_What is required_. From the listing below, pull out every line where the string "инфраструктуре" appears.

_Records_.
>>>
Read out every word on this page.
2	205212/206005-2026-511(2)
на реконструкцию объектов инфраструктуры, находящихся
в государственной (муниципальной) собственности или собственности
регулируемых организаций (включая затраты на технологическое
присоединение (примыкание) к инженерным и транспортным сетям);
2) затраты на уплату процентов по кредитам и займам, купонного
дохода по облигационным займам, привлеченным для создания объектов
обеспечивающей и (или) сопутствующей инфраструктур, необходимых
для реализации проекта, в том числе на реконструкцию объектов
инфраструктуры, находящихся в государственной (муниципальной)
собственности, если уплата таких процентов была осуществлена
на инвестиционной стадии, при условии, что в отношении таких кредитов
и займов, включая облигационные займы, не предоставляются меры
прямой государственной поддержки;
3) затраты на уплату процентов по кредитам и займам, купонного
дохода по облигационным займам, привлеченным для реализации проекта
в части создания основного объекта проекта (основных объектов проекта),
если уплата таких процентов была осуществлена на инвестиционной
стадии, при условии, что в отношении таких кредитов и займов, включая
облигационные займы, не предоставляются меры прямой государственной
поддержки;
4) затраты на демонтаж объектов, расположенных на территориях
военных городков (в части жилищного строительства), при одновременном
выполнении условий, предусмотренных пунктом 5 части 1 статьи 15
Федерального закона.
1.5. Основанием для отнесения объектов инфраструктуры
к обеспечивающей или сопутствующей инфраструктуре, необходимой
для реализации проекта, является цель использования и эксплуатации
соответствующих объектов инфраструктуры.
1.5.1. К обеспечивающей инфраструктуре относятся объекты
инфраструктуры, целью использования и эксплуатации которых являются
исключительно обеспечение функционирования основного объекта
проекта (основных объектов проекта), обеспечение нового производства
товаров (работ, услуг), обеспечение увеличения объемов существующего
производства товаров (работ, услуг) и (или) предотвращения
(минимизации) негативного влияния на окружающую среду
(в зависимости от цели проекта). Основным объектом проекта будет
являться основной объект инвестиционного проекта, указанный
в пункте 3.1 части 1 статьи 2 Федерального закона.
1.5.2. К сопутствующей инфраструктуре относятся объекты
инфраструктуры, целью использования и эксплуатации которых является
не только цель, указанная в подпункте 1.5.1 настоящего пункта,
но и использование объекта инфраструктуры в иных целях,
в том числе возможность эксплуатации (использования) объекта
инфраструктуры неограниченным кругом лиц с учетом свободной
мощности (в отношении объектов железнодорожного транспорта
<<<
_Solution for this exercise_.
к обеспечивающей или сопутствующей инфраструктуре, необходимой
1.5.1. К обеспечивающей инфраструктуре относятся объекты
1.5.2. К сопутствующей инфраструктуре относятся объекты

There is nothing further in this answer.